The Dress at Museum Kaap Skil in May 2016

The Dress at Museum Kaap Skil in April 2023, photo by Koen de Wit

When in 2016 the news came out about a spectacular textile find, I made a blogpost about it right away: 'Such wonderful news today, I have been captivated by it all day. It sounds like a treasure hunt, the researches themselves say it is like finding something in a hidden room, but it is even better.
In August 2014 divers found textile near a known ship wreck in the Wadden Sea near Texel in The Netherlands. Among the textile finds are a near perfect silk dress, an embroidered etui and never worn stockings. The spectacular news of the find was kept secret till now, so researches had time to explore and make sure what the find was. It now turns out that the ship wreck is dated to be built around 1600. The ship is made of boxwood and by using the tree rings they are pretty sure about this dating. Among the finds is a Jacobs staff, a tool for navigation, with the date '1636' written on it. So these clothing found by the divers are from beginning of the 17th century. That means they were laying on the bottom of the sea for 400 years. One of the divers says in a clip online: "Normally you only read history and now we added something to it"'
To read to full blogpost, go to 'Firm Lady'.
The found sea treasures were on display for one month, before they moved back from Texel to the main land for further research and time to solve important conservation issues. In May of 2016 we went to the Museum Kaap Skil to see The Dress and the other objects. While the dress was impressive then, it was even more impressive 7 years later.

- - - -

EXERCISE OBJECTIVE:
Answer these from the passage on the Texel textile find:
(a) In what month and year did divers find the textile?
(b) What date is written on the Jacobs staff?
(c) For how long were the found sea treasures on display before they moved back to the main land?

GIVEN DATA:
- - - -

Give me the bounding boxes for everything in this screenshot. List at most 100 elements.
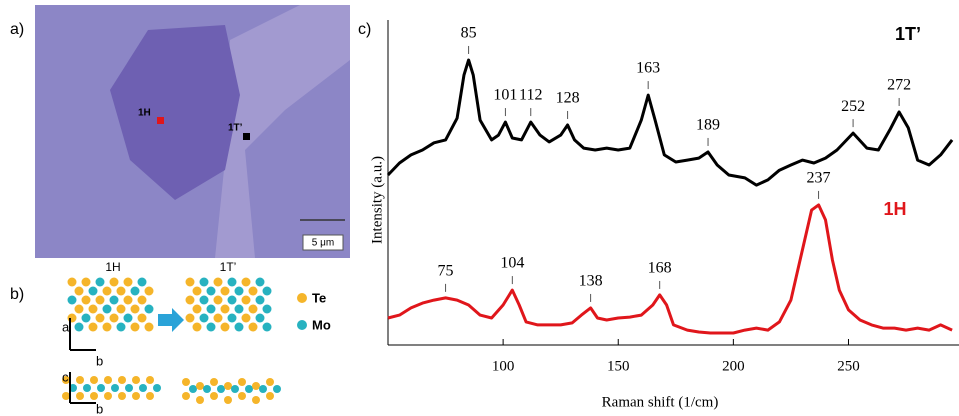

- - - -

ANSWER TO THIS EXERCISE:
(a) August 2014
(b) 1636
(c) One month